◆ EXERCISE INSTRUCTIONS
Where a line contains the word "lesionado", copy that line.

Dataset listings of figures:

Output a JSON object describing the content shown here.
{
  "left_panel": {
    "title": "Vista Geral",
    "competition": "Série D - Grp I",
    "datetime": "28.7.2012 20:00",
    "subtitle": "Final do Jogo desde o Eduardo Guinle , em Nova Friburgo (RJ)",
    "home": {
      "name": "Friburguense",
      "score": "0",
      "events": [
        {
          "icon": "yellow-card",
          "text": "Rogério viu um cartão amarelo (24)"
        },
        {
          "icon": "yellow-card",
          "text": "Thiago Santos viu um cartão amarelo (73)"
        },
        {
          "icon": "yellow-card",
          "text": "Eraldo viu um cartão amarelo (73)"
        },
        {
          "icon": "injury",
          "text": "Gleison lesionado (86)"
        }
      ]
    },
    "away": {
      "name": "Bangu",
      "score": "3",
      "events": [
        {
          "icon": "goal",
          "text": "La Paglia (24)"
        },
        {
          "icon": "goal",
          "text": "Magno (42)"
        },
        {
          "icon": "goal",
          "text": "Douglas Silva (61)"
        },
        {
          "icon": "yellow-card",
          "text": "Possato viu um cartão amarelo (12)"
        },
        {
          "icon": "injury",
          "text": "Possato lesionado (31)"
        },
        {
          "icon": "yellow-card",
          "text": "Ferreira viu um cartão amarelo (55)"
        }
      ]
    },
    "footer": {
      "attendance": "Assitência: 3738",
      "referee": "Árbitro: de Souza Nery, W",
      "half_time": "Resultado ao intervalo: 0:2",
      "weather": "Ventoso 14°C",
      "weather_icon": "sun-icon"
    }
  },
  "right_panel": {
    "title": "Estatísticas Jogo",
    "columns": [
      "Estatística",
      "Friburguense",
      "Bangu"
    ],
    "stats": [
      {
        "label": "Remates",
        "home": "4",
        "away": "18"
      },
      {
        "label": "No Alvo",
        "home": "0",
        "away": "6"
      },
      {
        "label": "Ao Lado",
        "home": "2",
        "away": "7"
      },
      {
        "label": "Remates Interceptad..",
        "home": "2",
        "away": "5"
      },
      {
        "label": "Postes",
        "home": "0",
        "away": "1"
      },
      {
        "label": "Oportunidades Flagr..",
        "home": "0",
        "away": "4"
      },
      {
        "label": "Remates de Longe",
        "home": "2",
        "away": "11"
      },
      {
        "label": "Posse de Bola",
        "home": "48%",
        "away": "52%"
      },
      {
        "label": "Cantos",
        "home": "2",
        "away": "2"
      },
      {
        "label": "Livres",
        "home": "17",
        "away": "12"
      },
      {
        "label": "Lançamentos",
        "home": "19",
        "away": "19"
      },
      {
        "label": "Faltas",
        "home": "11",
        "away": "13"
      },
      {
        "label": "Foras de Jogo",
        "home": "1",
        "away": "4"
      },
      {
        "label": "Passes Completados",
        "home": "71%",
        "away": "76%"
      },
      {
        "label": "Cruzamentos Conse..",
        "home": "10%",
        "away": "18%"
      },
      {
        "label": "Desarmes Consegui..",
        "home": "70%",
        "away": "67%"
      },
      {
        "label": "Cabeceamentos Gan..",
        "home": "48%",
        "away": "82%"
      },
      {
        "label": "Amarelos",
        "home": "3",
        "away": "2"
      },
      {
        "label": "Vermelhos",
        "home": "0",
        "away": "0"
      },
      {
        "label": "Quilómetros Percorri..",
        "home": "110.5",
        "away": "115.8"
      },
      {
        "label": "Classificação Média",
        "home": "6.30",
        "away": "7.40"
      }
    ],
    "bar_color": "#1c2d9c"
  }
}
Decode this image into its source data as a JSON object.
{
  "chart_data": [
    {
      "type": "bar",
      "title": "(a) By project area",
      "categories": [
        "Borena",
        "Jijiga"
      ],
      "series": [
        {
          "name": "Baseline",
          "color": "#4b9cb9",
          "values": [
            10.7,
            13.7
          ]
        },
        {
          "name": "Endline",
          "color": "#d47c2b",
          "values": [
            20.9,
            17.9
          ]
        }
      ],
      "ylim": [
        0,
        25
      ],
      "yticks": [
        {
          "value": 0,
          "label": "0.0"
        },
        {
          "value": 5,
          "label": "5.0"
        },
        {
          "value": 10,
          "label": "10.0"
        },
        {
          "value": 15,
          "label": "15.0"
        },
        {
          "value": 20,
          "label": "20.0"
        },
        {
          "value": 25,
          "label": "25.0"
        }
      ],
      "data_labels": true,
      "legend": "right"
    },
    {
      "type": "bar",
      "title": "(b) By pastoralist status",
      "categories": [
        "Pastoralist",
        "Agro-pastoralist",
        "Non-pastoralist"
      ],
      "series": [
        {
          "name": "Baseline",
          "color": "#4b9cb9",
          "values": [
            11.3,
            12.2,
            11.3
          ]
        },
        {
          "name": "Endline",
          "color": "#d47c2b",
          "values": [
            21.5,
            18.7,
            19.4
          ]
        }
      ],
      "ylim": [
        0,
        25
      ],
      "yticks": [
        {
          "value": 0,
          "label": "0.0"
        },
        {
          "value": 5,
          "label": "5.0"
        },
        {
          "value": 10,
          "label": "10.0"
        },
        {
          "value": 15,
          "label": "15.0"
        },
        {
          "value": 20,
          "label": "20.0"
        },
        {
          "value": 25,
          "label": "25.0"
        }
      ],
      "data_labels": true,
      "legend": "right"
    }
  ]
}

---

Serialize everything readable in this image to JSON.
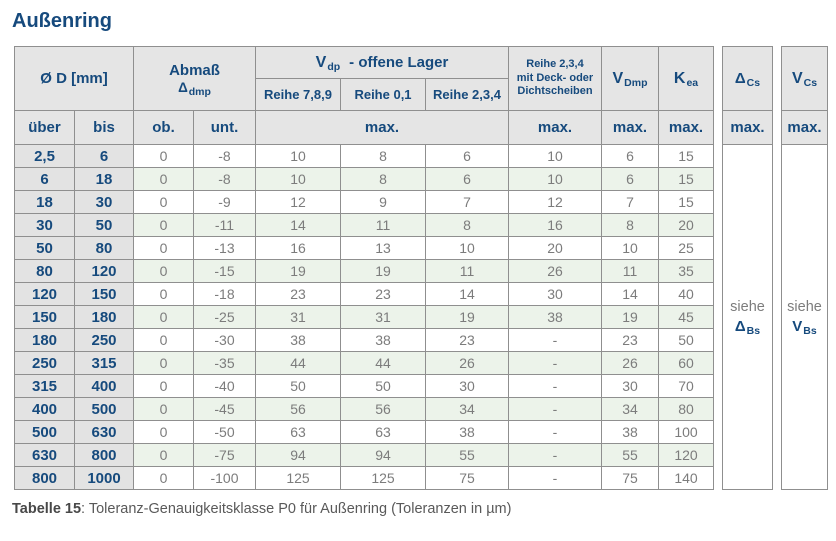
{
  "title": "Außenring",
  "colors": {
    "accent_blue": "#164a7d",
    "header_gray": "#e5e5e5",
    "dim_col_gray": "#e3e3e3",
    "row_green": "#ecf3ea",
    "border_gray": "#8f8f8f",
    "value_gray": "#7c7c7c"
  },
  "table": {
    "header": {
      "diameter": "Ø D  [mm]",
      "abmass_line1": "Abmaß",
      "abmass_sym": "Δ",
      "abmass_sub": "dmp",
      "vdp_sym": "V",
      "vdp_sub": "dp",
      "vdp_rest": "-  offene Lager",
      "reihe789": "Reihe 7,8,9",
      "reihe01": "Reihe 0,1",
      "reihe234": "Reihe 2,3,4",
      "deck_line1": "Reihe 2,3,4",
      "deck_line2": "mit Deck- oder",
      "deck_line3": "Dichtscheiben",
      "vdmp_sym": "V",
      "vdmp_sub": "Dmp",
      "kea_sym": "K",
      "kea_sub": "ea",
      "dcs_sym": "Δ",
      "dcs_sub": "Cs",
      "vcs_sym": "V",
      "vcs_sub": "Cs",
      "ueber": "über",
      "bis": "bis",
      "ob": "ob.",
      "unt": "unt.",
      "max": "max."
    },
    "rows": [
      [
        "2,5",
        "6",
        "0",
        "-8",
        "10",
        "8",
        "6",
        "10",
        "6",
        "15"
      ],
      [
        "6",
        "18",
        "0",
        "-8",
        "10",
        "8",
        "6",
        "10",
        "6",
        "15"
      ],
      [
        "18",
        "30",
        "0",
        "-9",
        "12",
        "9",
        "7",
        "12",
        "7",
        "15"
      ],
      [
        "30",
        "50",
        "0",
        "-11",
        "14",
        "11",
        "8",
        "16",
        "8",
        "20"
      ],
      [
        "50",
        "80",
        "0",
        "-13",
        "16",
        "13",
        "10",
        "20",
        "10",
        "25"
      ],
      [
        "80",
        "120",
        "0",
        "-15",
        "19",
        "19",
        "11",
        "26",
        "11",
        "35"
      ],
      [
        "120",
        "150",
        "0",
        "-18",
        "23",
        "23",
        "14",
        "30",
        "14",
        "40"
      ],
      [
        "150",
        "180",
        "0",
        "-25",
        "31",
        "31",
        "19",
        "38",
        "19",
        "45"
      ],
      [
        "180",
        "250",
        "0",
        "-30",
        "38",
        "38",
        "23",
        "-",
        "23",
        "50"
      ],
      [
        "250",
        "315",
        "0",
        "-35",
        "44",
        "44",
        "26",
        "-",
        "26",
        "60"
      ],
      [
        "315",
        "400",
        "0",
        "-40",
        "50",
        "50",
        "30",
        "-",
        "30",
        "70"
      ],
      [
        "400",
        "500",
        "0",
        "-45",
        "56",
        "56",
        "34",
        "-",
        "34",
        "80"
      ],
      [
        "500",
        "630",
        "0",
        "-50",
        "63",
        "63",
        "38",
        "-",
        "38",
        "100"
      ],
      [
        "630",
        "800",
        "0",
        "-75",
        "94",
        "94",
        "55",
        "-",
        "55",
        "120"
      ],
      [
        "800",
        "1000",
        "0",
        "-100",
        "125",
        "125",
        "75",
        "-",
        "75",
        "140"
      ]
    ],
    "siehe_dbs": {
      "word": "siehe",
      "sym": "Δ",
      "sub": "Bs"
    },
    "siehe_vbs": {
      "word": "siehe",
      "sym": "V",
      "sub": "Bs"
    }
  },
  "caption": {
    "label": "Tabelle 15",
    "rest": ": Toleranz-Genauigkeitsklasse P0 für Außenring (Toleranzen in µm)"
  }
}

◆ THE ANSWER
          "text": "Gleison lesionado (86)"
          "text": "Possato lesionado (31)"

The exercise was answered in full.